§ **Problem to work on**
Without the pictures, copy all the entries below exactly.

────

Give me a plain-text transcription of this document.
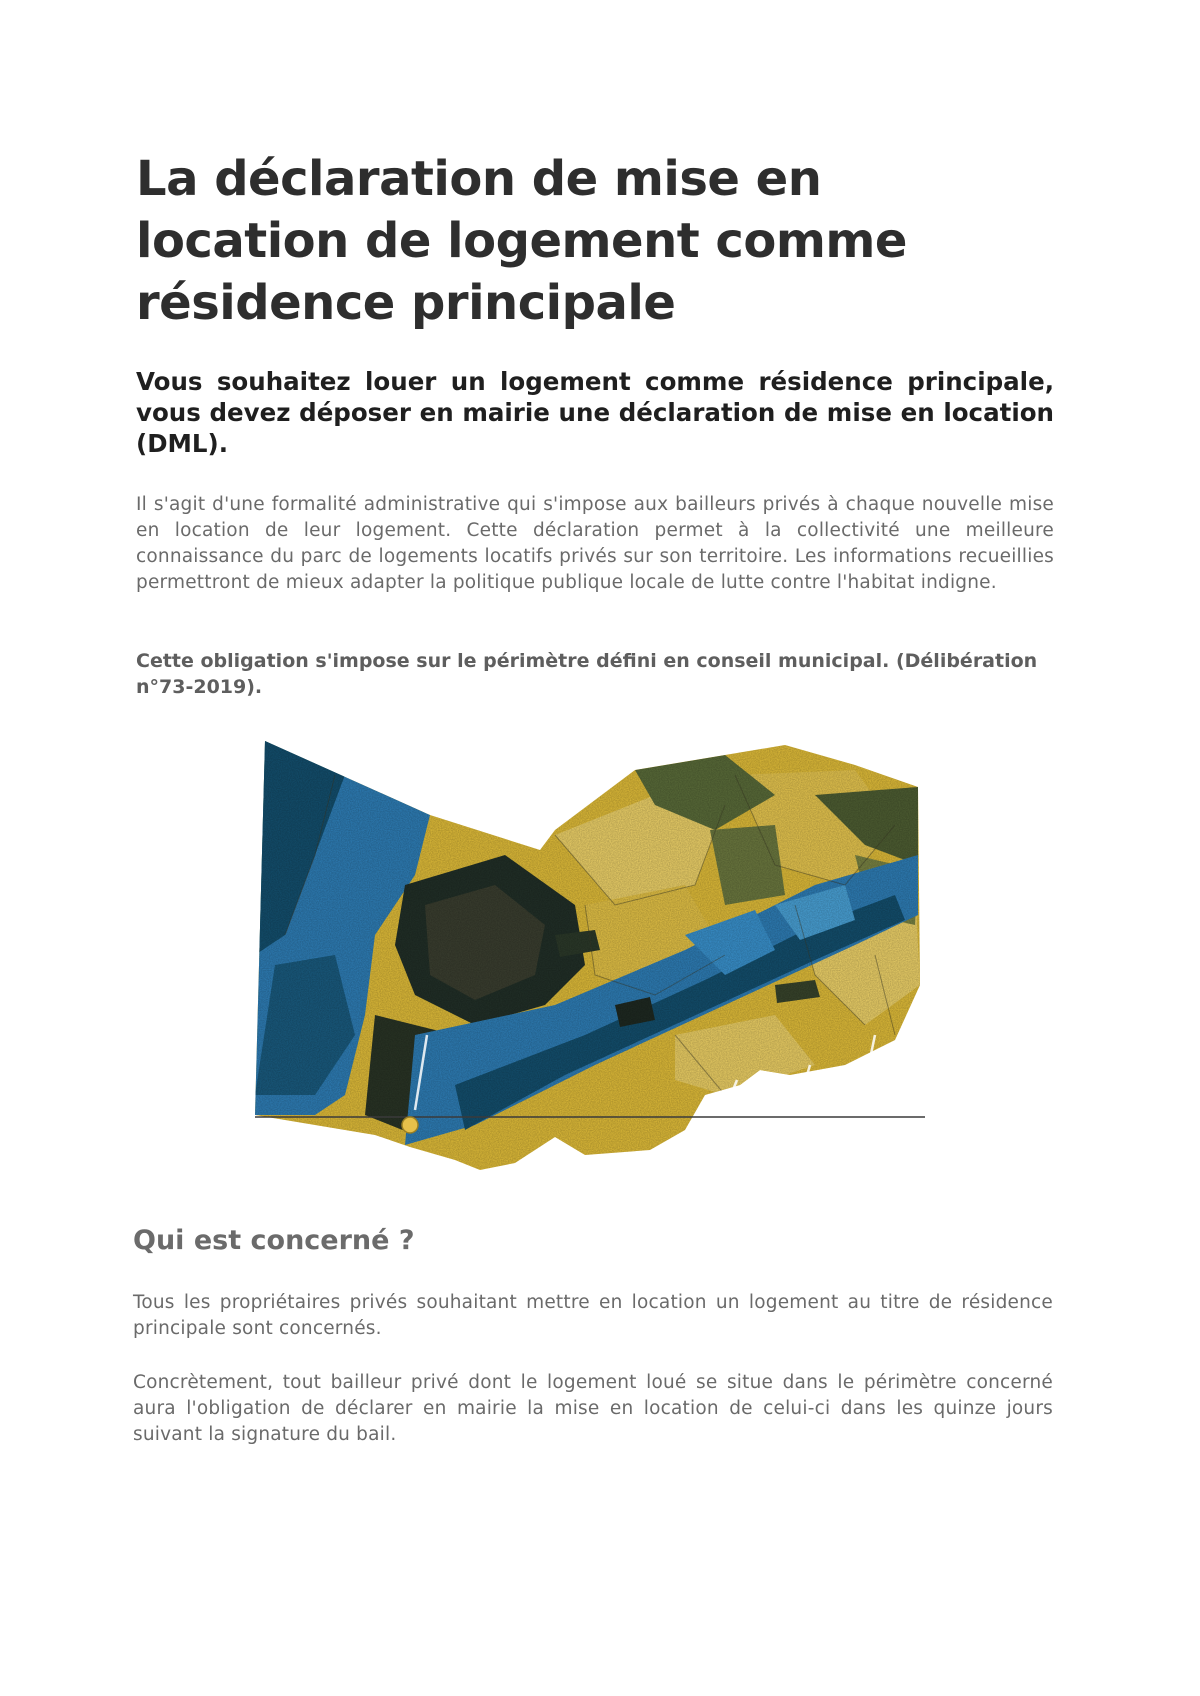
La déclaration de mise en location de logement comme résidence principale

Vous souhaitez louer un logement comme résidence principale, vous devez déposer en mairie une déclaration de mise en location (DML).

Il s'agit d'une formalité administrative qui s'impose aux bailleurs privés à chaque nouvelle mise en location de leur logement. Cette déclaration permet à la collectivité une meilleure connaissance du parc de logements locatifs privés sur son territoire. Les informations recueillies permettront de mieux adapter la politique publique locale de lutte contre l'habitat indigne.

Cette obligation s'impose sur le périmètre défini en conseil municipal. (Délibération n°73-2019).

Qui est concerné ?

Tous les propriétaires privés souhaitant mettre en location un logement au titre de résidence principale sont concernés.

Concrètement, tout bailleur privé dont le logement loué se situe dans le périmètre concerné aura l'obligation de déclarer en mairie la mise en location de celui-ci dans les quinze jours suivant la signature du bail.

────

§ **Task output**
Give me a plain-text transcription of this document.
La déclaration de mise en location de logement comme résidence principale

Vous souhaitez louer un logement comme résidence principale, vous devez déposer en mairie une déclaration de mise en location (DML).

Il s'agit d'une formalité administrative qui s'impose aux bailleurs privés à chaque nouvelle mise en location de leur logement. Cette déclaration permet à la collectivité une meilleure connaissance du parc de logements locatifs privés sur son territoire. Les informations recueillies permettront de mieux adapter la politique publique locale de lutte contre l'habitat indigne.

Cette obligation s'impose sur le périmètre défini en conseil municipal. (Délibération n°73-2019).

Qui est concerné ?

Tous les propriétaires privés souhaitant mettre en location un logement au titre de résidence principale sont concernés.

Concrètement, tout bailleur privé dont le logement loué se situe dans le périmètre concerné aura l'obligation de déclarer en mairie la mise en location de celui-ci dans les quinze jours suivant la signature du bail.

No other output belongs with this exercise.